• **Aim**
Gather all lines containing the string "note" and copy them out.
* begin Given records *
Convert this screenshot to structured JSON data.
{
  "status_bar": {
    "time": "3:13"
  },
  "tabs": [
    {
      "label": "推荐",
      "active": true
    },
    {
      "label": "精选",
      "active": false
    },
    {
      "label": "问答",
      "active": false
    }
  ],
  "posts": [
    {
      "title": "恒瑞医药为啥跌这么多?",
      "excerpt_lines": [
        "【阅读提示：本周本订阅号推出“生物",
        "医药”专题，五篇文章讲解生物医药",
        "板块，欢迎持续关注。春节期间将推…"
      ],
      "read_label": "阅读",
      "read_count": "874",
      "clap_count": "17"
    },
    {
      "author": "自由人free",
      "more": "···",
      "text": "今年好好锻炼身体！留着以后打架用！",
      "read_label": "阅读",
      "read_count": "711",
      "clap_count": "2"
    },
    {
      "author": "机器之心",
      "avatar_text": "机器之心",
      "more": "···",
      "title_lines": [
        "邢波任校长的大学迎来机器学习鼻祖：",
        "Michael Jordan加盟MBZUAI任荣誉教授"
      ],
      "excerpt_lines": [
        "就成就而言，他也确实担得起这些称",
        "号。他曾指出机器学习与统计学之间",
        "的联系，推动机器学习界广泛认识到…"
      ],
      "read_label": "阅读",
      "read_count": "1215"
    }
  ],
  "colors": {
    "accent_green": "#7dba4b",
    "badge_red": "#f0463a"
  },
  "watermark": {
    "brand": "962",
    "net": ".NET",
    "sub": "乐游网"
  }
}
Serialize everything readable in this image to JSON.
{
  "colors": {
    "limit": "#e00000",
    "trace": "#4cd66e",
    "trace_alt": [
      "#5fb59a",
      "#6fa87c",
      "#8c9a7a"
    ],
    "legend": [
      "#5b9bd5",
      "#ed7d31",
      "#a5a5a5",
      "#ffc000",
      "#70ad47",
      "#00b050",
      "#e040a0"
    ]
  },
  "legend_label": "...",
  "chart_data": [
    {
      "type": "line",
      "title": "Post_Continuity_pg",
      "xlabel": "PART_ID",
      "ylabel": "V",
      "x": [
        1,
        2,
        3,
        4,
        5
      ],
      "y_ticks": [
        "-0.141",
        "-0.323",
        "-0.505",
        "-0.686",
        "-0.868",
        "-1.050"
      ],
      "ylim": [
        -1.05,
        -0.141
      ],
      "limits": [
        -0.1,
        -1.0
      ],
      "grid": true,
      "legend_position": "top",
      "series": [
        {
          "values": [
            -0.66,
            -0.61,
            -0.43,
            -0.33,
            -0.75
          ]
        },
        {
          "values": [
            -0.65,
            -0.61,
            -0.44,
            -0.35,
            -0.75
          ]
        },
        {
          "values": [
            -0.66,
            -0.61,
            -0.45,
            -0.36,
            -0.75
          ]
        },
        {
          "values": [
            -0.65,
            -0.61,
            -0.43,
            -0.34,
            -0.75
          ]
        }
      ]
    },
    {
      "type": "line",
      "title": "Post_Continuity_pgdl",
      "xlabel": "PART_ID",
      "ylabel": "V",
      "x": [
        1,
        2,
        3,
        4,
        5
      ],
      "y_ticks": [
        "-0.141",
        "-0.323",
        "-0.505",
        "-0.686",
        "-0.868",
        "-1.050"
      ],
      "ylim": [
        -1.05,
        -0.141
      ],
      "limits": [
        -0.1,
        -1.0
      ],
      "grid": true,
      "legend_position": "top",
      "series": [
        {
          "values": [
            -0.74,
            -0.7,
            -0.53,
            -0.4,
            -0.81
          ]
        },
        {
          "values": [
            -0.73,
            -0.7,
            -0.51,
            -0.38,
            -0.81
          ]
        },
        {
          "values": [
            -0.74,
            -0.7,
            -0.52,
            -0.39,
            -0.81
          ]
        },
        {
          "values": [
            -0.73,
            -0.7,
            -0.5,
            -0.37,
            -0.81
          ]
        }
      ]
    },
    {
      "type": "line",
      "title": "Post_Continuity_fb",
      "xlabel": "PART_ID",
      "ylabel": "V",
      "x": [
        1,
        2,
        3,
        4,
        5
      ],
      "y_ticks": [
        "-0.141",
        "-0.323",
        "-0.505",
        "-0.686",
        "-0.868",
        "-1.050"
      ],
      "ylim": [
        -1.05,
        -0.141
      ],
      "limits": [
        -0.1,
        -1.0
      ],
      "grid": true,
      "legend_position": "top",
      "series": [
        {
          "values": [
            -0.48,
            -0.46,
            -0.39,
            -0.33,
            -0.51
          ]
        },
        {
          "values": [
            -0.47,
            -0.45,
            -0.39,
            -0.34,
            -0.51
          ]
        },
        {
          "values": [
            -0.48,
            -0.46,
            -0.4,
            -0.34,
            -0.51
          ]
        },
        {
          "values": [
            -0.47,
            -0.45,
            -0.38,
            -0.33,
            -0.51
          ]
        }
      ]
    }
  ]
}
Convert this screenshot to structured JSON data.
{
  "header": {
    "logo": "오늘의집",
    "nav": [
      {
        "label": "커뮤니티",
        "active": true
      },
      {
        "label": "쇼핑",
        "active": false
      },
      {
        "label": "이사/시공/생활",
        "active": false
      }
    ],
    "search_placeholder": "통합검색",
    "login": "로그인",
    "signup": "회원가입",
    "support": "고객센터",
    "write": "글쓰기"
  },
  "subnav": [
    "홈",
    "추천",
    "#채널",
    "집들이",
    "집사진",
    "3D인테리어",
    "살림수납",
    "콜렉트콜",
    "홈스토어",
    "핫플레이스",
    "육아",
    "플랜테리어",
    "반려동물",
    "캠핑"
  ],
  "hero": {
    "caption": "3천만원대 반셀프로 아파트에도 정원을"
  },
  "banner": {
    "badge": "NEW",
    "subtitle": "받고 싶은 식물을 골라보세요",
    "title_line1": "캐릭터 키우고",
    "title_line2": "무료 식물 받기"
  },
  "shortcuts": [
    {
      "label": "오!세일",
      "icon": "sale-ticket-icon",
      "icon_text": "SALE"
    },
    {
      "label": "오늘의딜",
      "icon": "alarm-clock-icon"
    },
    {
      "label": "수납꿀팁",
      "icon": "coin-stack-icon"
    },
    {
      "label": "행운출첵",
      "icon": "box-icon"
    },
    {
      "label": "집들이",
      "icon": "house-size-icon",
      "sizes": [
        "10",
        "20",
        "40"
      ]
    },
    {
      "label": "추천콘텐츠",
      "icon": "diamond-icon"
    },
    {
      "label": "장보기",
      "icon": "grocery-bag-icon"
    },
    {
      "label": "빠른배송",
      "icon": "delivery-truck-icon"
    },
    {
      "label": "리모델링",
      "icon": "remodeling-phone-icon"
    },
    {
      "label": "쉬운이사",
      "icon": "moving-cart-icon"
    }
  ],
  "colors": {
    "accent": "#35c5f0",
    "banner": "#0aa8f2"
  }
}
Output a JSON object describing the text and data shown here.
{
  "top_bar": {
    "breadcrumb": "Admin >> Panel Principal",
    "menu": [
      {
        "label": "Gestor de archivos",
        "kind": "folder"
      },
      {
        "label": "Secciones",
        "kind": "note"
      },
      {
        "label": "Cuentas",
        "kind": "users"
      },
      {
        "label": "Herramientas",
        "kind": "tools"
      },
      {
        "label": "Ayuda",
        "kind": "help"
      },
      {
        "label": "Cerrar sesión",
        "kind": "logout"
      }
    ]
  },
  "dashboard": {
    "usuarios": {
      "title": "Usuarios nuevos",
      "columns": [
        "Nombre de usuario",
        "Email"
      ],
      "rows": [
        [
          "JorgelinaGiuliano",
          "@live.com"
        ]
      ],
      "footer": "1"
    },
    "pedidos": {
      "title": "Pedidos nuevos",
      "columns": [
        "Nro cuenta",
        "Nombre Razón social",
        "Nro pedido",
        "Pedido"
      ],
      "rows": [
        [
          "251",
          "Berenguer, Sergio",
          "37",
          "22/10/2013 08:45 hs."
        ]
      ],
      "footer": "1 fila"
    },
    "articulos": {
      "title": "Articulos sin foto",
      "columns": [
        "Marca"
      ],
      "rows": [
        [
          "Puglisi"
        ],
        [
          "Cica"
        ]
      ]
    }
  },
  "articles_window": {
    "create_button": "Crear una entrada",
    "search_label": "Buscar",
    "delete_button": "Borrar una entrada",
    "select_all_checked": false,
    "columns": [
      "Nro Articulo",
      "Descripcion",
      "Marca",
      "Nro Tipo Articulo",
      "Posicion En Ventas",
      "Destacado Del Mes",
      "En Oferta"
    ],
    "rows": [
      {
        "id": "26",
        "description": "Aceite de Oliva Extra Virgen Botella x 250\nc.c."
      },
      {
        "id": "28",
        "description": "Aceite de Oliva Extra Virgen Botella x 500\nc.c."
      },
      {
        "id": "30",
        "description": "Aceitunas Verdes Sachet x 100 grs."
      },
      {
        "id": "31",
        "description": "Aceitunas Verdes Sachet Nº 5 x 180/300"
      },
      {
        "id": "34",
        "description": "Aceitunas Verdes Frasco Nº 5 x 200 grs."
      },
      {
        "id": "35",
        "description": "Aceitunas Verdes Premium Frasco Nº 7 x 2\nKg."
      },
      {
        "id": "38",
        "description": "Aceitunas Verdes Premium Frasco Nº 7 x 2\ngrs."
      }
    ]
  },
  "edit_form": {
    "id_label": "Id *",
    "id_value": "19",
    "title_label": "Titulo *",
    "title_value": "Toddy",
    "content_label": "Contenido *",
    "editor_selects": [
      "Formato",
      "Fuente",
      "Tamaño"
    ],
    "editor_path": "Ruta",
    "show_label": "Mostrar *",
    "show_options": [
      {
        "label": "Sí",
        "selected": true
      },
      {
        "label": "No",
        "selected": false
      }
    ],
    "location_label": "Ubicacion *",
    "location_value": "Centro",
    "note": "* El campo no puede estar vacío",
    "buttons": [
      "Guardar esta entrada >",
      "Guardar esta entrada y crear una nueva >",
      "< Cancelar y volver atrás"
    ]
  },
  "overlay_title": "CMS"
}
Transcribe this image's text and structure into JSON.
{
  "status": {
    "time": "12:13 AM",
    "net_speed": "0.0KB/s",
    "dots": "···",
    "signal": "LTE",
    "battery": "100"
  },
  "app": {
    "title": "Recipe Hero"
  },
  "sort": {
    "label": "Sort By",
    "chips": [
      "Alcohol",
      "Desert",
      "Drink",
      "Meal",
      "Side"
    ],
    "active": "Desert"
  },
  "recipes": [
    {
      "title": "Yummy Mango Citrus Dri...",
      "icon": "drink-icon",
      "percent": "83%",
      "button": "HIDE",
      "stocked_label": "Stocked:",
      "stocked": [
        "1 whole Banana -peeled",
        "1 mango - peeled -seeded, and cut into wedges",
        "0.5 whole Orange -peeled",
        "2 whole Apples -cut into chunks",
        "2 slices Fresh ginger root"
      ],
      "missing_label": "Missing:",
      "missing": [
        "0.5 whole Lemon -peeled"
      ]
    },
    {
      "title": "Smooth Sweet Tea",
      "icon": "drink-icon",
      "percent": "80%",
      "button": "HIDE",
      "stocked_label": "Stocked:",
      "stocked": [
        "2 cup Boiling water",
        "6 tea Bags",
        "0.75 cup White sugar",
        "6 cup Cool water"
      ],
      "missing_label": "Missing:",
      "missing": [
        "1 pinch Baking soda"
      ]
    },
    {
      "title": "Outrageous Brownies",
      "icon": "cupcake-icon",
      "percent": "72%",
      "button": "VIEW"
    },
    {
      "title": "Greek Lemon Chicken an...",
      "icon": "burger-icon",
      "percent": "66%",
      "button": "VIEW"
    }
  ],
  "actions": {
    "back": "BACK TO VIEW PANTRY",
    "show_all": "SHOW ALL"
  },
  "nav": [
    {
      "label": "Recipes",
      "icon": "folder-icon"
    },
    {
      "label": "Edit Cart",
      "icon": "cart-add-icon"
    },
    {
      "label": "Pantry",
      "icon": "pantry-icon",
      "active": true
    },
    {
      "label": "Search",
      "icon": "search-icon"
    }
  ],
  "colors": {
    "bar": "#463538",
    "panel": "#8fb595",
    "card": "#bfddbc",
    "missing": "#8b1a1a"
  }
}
* end Given records *
• **Result of this task**
        "kind": "note"
    "note": "* El campo no puede estar vacío",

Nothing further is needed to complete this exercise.